▶ **Requirement**: Copy all lines holding the word "Other" from the entries.

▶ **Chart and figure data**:
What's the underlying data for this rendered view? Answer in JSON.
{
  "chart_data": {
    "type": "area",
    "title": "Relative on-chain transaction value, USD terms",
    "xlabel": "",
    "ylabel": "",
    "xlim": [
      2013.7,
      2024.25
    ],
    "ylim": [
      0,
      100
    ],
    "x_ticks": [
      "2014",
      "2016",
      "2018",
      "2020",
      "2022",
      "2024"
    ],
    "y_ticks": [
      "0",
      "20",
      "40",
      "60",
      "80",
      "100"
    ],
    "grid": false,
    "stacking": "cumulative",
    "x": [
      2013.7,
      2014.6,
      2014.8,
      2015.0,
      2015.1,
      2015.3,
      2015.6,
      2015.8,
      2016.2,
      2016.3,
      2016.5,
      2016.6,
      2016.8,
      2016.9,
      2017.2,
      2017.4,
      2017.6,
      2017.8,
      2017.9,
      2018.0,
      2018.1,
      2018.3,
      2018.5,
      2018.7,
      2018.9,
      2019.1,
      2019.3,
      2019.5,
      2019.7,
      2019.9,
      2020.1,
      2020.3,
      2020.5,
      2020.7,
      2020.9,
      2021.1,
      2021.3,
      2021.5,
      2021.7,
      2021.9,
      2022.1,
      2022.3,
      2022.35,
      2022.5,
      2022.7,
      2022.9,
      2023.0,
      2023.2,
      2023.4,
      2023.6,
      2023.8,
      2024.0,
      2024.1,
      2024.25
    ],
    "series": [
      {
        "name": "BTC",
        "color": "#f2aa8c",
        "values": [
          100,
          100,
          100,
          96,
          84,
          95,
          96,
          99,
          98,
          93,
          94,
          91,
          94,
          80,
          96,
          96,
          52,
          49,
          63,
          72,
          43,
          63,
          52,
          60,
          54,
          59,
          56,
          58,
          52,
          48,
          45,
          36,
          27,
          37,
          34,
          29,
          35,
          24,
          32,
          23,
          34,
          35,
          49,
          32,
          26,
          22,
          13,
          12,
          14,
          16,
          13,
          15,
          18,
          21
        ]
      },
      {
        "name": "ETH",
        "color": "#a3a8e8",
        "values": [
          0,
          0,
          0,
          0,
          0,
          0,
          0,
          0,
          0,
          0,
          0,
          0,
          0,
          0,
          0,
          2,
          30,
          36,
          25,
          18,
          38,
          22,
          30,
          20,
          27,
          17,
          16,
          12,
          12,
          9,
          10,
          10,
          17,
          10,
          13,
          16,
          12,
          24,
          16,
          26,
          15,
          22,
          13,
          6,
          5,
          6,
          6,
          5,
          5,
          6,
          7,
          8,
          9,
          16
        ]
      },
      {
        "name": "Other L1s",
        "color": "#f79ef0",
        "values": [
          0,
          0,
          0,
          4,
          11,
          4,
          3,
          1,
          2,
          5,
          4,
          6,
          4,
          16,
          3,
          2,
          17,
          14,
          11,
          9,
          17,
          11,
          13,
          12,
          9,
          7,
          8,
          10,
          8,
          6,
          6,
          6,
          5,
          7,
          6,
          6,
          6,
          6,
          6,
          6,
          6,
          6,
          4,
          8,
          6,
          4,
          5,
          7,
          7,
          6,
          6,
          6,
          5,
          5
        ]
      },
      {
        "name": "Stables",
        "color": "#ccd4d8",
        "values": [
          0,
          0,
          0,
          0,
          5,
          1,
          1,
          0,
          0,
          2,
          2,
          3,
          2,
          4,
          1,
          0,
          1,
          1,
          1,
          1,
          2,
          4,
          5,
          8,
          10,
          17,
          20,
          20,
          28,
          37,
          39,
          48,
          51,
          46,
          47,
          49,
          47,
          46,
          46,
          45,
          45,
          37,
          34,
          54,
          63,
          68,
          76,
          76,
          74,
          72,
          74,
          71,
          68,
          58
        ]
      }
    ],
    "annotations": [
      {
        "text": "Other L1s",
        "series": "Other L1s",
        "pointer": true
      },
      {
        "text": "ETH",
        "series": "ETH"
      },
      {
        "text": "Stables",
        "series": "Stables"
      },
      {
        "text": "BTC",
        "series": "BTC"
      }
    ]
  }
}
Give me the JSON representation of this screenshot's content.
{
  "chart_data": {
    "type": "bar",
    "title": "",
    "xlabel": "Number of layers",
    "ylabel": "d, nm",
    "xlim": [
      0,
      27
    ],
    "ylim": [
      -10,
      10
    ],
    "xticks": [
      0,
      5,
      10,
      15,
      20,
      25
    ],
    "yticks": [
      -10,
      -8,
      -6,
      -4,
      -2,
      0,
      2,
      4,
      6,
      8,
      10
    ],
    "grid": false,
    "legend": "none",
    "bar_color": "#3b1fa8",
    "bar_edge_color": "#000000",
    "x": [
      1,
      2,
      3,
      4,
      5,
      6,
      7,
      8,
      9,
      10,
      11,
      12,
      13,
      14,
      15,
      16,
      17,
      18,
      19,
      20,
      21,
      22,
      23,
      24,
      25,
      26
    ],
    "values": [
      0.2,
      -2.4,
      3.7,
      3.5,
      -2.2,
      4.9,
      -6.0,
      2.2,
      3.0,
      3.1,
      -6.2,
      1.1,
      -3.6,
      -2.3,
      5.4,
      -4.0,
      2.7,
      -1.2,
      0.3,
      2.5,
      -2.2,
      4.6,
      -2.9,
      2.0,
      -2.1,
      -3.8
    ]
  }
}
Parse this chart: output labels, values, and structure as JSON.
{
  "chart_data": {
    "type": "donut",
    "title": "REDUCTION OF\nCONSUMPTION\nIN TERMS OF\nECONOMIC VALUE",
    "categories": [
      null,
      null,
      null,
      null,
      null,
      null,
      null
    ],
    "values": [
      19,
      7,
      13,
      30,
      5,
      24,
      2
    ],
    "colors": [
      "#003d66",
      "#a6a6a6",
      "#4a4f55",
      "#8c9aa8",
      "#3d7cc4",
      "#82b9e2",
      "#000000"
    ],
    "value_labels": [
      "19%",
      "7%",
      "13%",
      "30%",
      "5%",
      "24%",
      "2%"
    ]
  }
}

▶ **The reply**:
        "name": "Other L1s",
        "text": "Other L1s",
        "series": "Other L1s",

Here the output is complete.